→ **EXERCISE MATERIALS**

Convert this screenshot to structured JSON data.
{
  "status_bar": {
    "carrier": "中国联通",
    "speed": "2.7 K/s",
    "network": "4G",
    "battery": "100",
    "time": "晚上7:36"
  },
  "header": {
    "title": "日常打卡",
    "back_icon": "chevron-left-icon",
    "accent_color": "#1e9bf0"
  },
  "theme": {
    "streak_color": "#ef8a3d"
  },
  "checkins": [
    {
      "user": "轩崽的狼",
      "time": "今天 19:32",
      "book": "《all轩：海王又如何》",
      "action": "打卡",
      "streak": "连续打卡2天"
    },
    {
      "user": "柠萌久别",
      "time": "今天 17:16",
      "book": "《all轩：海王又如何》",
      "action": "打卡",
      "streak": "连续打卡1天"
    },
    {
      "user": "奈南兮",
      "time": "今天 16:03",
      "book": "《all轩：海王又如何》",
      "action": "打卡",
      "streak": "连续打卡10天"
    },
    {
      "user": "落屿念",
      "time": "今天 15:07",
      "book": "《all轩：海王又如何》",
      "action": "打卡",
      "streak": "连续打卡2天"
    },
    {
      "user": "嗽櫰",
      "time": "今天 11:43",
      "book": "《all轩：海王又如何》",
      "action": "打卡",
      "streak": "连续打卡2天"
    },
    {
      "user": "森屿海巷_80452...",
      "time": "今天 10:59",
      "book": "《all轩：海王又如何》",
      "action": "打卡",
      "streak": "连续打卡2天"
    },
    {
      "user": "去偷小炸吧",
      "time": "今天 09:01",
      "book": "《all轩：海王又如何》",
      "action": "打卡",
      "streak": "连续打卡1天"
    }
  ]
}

→ **WHAT IS ASKED**
Please output the entire listing exactly as it stands.

→ **OUTPUT BELOW**
Convert this screenshot to structured JSON data.
{
  "status_bar": {
    "carrier": "中国联通",
    "speed": "2.7 K/s",
    "network": "4G",
    "battery": "100",
    "time": "晚上7:36"
  },
  "header": {
    "title": "日常打卡",
    "back_icon": "chevron-left-icon",
    "accent_color": "#1e9bf0"
  },
  "theme": {
    "streak_color": "#ef8a3d"
  },
  "checkins": [
    {
      "user": "轩崽的狼",
      "time": "今天 19:32",
      "book": "《all轩：海王又如何》",
      "action": "打卡",
      "streak": "连续打卡2天"
    },
    {
      "user": "柠萌久别",
      "time": "今天 17:16",
      "book": "《all轩：海王又如何》",
      "action": "打卡",
      "streak": "连续打卡1天"
    },
    {
      "user": "奈南兮",
      "time": "今天 16:03",
      "book": "《all轩：海王又如何》",
      "action": "打卡",
      "streak": "连续打卡10天"
    },
    {
      "user": "落屿念",
      "time": "今天 15:07",
      "book": "《all轩：海王又如何》",
      "action": "打卡",
      "streak": "连续打卡2天"
    },
    {
      "user": "嗽櫰",
      "time": "今天 11:43",
      "book": "《all轩：海王又如何》",
      "action": "打卡",
      "streak": "连续打卡2天"
    },
    {
      "user": "森屿海巷_80452...",
      "time": "今天 10:59",
      "book": "《all轩：海王又如何》",
      "action": "打卡",
      "streak": "连续打卡2天"
    },
    {
      "user": "去偷小炸吧",
      "time": "今天 09:01",
      "book": "《all轩：海王又如何》",
      "action": "打卡",
      "streak": "连续打卡1天"
    }
  ]
}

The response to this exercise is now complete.